| Problem description |
Retype every line below precisely as it appears.
-*-
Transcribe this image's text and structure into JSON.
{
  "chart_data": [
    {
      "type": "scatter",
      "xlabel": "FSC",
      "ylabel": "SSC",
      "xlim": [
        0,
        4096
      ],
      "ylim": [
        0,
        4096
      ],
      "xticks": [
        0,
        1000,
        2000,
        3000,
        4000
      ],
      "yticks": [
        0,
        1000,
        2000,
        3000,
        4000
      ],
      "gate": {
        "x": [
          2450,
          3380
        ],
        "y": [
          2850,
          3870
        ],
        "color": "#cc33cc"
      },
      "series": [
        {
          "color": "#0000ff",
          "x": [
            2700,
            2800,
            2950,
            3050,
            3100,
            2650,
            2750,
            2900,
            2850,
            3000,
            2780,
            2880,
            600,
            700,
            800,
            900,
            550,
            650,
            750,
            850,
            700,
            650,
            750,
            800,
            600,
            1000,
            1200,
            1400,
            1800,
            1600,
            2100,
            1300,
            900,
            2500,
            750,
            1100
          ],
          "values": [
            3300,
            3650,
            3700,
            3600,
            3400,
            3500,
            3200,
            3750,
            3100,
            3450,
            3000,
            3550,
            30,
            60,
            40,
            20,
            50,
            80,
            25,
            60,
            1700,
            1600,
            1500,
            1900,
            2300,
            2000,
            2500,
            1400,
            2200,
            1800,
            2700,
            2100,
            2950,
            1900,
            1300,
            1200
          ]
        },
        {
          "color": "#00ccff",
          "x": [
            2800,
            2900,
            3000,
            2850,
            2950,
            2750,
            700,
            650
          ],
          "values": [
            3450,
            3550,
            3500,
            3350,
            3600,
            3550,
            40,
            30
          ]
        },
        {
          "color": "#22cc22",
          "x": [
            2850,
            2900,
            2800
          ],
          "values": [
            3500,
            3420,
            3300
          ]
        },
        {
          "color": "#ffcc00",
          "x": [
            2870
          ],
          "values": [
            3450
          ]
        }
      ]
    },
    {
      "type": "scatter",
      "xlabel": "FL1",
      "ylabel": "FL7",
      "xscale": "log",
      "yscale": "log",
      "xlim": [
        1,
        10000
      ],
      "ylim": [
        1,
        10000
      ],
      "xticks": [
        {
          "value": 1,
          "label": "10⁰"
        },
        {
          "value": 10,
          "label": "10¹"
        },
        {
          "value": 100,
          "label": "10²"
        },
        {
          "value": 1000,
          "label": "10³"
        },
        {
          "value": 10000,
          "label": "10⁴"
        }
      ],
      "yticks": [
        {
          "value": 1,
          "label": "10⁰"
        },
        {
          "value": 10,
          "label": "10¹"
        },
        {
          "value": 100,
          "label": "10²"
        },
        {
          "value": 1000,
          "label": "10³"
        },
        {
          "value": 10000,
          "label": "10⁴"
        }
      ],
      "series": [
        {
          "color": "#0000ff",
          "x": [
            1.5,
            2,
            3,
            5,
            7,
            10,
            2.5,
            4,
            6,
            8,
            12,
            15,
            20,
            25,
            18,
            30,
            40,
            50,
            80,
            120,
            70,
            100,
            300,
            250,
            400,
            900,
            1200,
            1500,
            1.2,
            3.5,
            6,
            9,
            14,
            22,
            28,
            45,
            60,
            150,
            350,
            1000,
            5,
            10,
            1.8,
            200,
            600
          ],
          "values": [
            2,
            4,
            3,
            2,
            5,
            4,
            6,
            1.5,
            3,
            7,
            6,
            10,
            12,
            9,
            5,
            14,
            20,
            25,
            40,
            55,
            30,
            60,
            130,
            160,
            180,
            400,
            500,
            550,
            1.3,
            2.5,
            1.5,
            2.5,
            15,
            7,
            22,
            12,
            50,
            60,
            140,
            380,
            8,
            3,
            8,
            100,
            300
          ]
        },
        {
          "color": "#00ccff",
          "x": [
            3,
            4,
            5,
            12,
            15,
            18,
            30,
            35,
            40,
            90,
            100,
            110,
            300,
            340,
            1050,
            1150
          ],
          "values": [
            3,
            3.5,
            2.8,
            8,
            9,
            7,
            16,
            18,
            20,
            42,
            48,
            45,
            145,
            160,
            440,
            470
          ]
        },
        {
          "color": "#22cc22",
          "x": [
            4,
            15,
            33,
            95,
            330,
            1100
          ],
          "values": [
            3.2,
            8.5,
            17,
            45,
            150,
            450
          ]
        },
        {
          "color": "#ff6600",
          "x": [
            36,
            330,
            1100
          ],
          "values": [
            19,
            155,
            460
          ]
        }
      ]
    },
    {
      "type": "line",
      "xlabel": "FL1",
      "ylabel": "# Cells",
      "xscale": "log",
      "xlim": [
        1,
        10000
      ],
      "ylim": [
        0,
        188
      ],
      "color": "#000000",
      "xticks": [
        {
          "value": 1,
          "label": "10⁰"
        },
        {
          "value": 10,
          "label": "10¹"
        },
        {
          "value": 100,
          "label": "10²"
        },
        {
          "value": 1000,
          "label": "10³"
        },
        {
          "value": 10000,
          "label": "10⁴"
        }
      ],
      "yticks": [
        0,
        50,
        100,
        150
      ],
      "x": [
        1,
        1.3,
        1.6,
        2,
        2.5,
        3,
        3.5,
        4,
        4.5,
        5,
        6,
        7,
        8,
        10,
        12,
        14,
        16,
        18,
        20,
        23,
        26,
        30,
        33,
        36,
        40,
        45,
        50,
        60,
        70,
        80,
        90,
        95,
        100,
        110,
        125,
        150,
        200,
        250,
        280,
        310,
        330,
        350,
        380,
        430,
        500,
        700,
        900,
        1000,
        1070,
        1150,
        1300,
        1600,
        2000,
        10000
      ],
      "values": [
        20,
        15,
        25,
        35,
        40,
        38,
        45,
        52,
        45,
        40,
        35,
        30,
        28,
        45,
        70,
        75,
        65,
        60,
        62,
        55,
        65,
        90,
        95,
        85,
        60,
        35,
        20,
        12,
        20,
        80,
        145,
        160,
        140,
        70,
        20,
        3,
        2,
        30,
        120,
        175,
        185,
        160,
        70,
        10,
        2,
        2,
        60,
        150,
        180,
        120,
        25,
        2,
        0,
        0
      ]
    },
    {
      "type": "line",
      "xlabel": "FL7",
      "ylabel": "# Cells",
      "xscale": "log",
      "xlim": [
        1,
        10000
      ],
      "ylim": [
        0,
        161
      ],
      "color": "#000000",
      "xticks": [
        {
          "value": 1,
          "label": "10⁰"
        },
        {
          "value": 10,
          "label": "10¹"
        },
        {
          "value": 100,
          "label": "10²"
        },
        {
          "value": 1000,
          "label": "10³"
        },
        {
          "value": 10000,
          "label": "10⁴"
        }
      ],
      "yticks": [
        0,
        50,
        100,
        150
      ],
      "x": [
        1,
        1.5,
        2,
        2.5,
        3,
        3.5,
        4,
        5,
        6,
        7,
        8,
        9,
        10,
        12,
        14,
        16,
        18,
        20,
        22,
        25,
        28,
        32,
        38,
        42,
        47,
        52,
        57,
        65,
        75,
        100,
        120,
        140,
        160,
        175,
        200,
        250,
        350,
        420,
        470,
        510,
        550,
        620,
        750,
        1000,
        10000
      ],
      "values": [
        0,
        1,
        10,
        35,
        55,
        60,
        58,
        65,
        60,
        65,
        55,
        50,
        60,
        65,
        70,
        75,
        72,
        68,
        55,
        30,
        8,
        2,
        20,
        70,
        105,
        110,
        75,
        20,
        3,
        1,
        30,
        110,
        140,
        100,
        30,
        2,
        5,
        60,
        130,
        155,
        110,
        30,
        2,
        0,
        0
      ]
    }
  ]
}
-*-
| Answer section |
Transcribe this image's text and structure into JSON.
{
  "chart_data": [
    {
      "type": "scatter",
      "xlabel": "FSC",
      "ylabel": "SSC",
      "xlim": [
        0,
        4096
      ],
      "ylim": [
        0,
        4096
      ],
      "xticks": [
        0,
        1000,
        2000,
        3000,
        4000
      ],
      "yticks": [
        0,
        1000,
        2000,
        3000,
        4000
      ],
      "gate": {
        "x": [
          2450,
          3380
        ],
        "y": [
          2850,
          3870
        ],
        "color": "#cc33cc"
      },
      "series": [
        {
          "color": "#0000ff",
          "x": [
            2700,
            2800,
            2950,
            3050,
            3100,
            2650,
            2750,
            2900,
            2850,
            3000,
            2780,
            2880,
            600,
            700,
            800,
            900,
            550,
            650,
            750,
            850,
            700,
            650,
            750,
            800,
            600,
            1000,
            1200,
            1400,
            1800,
            1600,
            2100,
            1300,
            900,
            2500,
            750,
            1100
          ],
          "values": [
            3300,
            3650,
            3700,
            3600,
            3400,
            3500,
            3200,
            3750,
            3100,
            3450,
            3000,
            3550,
            30,
            60,
            40,
            20,
            50,
            80,
            25,
            60,
            1700,
            1600,
            1500,
            1900,
            2300,
            2000,
            2500,
            1400,
            2200,
            1800,
            2700,
            2100,
            2950,
            1900,
            1300,
            1200
          ]
        },
        {
          "color": "#00ccff",
          "x": [
            2800,
            2900,
            3000,
            2850,
            2950,
            2750,
            700,
            650
          ],
          "values": [
            3450,
            3550,
            3500,
            3350,
            3600,
            3550,
            40,
            30
          ]
        },
        {
          "color": "#22cc22",
          "x": [
            2850,
            2900,
            2800
          ],
          "values": [
            3500,
            3420,
            3300
          ]
        },
        {
          "color": "#ffcc00",
          "x": [
            2870
          ],
          "values": [
            3450
          ]
        }
      ]
    },
    {
      "type": "scatter",
      "xlabel": "FL1",
      "ylabel": "FL7",
      "xscale": "log",
      "yscale": "log",
      "xlim": [
        1,
        10000
      ],
      "ylim": [
        1,
        10000
      ],
      "xticks": [
        {
          "value": 1,
          "label": "10⁰"
        },
        {
          "value": 10,
          "label": "10¹"
        },
        {
          "value": 100,
          "label": "10²"
        },
        {
          "value": 1000,
          "label": "10³"
        },
        {
          "value": 10000,
          "label": "10⁴"
        }
      ],
      "yticks": [
        {
          "value": 1,
          "label": "10⁰"
        },
        {
          "value": 10,
          "label": "10¹"
        },
        {
          "value": 100,
          "label": "10²"
        },
        {
          "value": 1000,
          "label": "10³"
        },
        {
          "value": 10000,
          "label": "10⁴"
        }
      ],
      "series": [
        {
          "color": "#0000ff",
          "x": [
            1.5,
            2,
            3,
            5,
            7,
            10,
            2.5,
            4,
            6,
            8,
            12,
            15,
            20,
            25,
            18,
            30,
            40,
            50,
            80,
            120,
            70,
            100,
            300,
            250,
            400,
            900,
            1200,
            1500,
            1.2,
            3.5,
            6,
            9,
            14,
            22,
            28,
            45,
            60,
            150,
            350,
            1000,
            5,
            10,
            1.8,
            200,
            600
          ],
          "values": [
            2,
            4,
            3,
            2,
            5,
            4,
            6,
            1.5,
            3,
            7,
            6,
            10,
            12,
            9,
            5,
            14,
            20,
            25,
            40,
            55,
            30,
            60,
            130,
            160,
            180,
            400,
            500,
            550,
            1.3,
            2.5,
            1.5,
            2.5,
            15,
            7,
            22,
            12,
            50,
            60,
            140,
            380,
            8,
            3,
            8,
            100,
            300
          ]
        },
        {
          "color": "#00ccff",
          "x": [
            3,
            4,
            5,
            12,
            15,
            18,
            30,
            35,
            40,
            90,
            100,
            110,
            300,
            340,
            1050,
            1150
          ],
          "values": [
            3,
            3.5,
            2.8,
            8,
            9,
            7,
            16,
            18,
            20,
            42,
            48,
            45,
            145,
            160,
            440,
            470
          ]
        },
        {
          "color": "#22cc22",
          "x": [
            4,
            15,
            33,
            95,
            330,
            1100
          ],
          "values": [
            3.2,
            8.5,
            17,
            45,
            150,
            450
          ]
        },
        {
          "color": "#ff6600",
          "x": [
            36,
            330,
            1100
          ],
          "values": [
            19,
            155,
            460
          ]
        }
      ]
    },
    {
      "type": "line",
      "xlabel": "FL1",
      "ylabel": "# Cells",
      "xscale": "log",
      "xlim": [
        1,
        10000
      ],
      "ylim": [
        0,
        188
      ],
      "color": "#000000",
      "xticks": [
        {
          "value": 1,
          "label": "10⁰"
        },
        {
          "value": 10,
          "label": "10¹"
        },
        {
          "value": 100,
          "label": "10²"
        },
        {
          "value": 1000,
          "label": "10³"
        },
        {
          "value": 10000,
          "label": "10⁴"
        }
      ],
      "yticks": [
        0,
        50,
        100,
        150
      ],
      "x": [
        1,
        1.3,
        1.6,
        2,
        2.5,
        3,
        3.5,
        4,
        4.5,
        5,
        6,
        7,
        8,
        10,
        12,
        14,
        16,
        18,
        20,
        23,
        26,
        30,
        33,
        36,
        40,
        45,
        50,
        60,
        70,
        80,
        90,
        95,
        100,
        110,
        125,
        150,
        200,
        250,
        280,
        310,
        330,
        350,
        380,
        430,
        500,
        700,
        900,
        1000,
        1070,
        1150,
        1300,
        1600,
        2000,
        10000
      ],
      "values": [
        20,
        15,
        25,
        35,
        40,
        38,
        45,
        52,
        45,
        40,
        35,
        30,
        28,
        45,
        70,
        75,
        65,
        60,
        62,
        55,
        65,
        90,
        95,
        85,
        60,
        35,
        20,
        12,
        20,
        80,
        145,
        160,
        140,
        70,
        20,
        3,
        2,
        30,
        120,
        175,
        185,
        160,
        70,
        10,
        2,
        2,
        60,
        150,
        180,
        120,
        25,
        2,
        0,
        0
      ]
    },
    {
      "type": "line",
      "xlabel": "FL7",
      "ylabel": "# Cells",
      "xscale": "log",
      "xlim": [
        1,
        10000
      ],
      "ylim": [
        0,
        161
      ],
      "color": "#000000",
      "xticks": [
        {
          "value": 1,
          "label": "10⁰"
        },
        {
          "value": 10,
          "label": "10¹"
        },
        {
          "value": 100,
          "label": "10²"
        },
        {
          "value": 1000,
          "label": "10³"
        },
        {
          "value": 10000,
          "label": "10⁴"
        }
      ],
      "yticks": [
        0,
        50,
        100,
        150
      ],
      "x": [
        1,
        1.5,
        2,
        2.5,
        3,
        3.5,
        4,
        5,
        6,
        7,
        8,
        9,
        10,
        12,
        14,
        16,
        18,
        20,
        22,
        25,
        28,
        32,
        38,
        42,
        47,
        52,
        57,
        65,
        75,
        100,
        120,
        140,
        160,
        175,
        200,
        250,
        350,
        420,
        470,
        510,
        550,
        620,
        750,
        1000,
        10000
      ],
      "values": [
        0,
        1,
        10,
        35,
        55,
        60,
        58,
        65,
        60,
        65,
        55,
        50,
        60,
        65,
        70,
        75,
        72,
        68,
        55,
        30,
        8,
        2,
        20,
        70,
        105,
        110,
        75,
        20,
        3,
        1,
        30,
        110,
        140,
        100,
        30,
        2,
        5,
        60,
        130,
        155,
        110,
        30,
        2,
        0,
        0
      ]
    }
  ]
}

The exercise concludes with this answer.